■ **Objective**
Give every entry again, word for word and in full.

■ **Data for this task**
★ ★ ★

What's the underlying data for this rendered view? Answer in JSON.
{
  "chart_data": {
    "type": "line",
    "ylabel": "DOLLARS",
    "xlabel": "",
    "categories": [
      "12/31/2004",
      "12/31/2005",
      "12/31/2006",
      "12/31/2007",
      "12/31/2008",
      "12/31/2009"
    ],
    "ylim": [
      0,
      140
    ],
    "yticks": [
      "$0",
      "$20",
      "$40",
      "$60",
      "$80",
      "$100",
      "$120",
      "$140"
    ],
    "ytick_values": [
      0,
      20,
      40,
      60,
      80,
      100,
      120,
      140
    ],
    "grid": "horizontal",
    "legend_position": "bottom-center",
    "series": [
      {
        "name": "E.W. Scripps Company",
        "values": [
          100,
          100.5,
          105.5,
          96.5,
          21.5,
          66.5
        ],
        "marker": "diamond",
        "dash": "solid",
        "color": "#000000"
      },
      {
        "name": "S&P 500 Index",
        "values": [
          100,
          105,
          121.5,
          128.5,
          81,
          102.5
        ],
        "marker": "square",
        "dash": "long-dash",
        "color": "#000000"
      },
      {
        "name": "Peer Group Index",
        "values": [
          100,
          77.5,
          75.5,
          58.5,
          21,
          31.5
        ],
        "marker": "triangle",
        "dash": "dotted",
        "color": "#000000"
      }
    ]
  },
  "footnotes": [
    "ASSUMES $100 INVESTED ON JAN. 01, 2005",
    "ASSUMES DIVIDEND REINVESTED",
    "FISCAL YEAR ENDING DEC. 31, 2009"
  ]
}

★ ★ ★

■ **Written reply**
What's the underlying data for this rendered view? Answer in JSON.
{
  "chart_data": {
    "type": "line",
    "ylabel": "DOLLARS",
    "xlabel": "",
    "categories": [
      "12/31/2004",
      "12/31/2005",
      "12/31/2006",
      "12/31/2007",
      "12/31/2008",
      "12/31/2009"
    ],
    "ylim": [
      0,
      140
    ],
    "yticks": [
      "$0",
      "$20",
      "$40",
      "$60",
      "$80",
      "$100",
      "$120",
      "$140"
    ],
    "ytick_values": [
      0,
      20,
      40,
      60,
      80,
      100,
      120,
      140
    ],
    "grid": "horizontal",
    "legend_position": "bottom-center",
    "series": [
      {
        "name": "E.W. Scripps Company",
        "values": [
          100,
          100.5,
          105.5,
          96.5,
          21.5,
          66.5
        ],
        "marker": "diamond",
        "dash": "solid",
        "color": "#000000"
      },
      {
        "name": "S&P 500 Index",
        "values": [
          100,
          105,
          121.5,
          128.5,
          81,
          102.5
        ],
        "marker": "square",
        "dash": "long-dash",
        "color": "#000000"
      },
      {
        "name": "Peer Group Index",
        "values": [
          100,
          77.5,
          75.5,
          58.5,
          21,
          31.5
        ],
        "marker": "triangle",
        "dash": "dotted",
        "color": "#000000"
      }
    ]
  },
  "footnotes": [
    "ASSUMES $100 INVESTED ON JAN. 01, 2005",
    "ASSUMES DIVIDEND REINVESTED",
    "FISCAL YEAR ENDING DEC. 31, 2009"
  ]
}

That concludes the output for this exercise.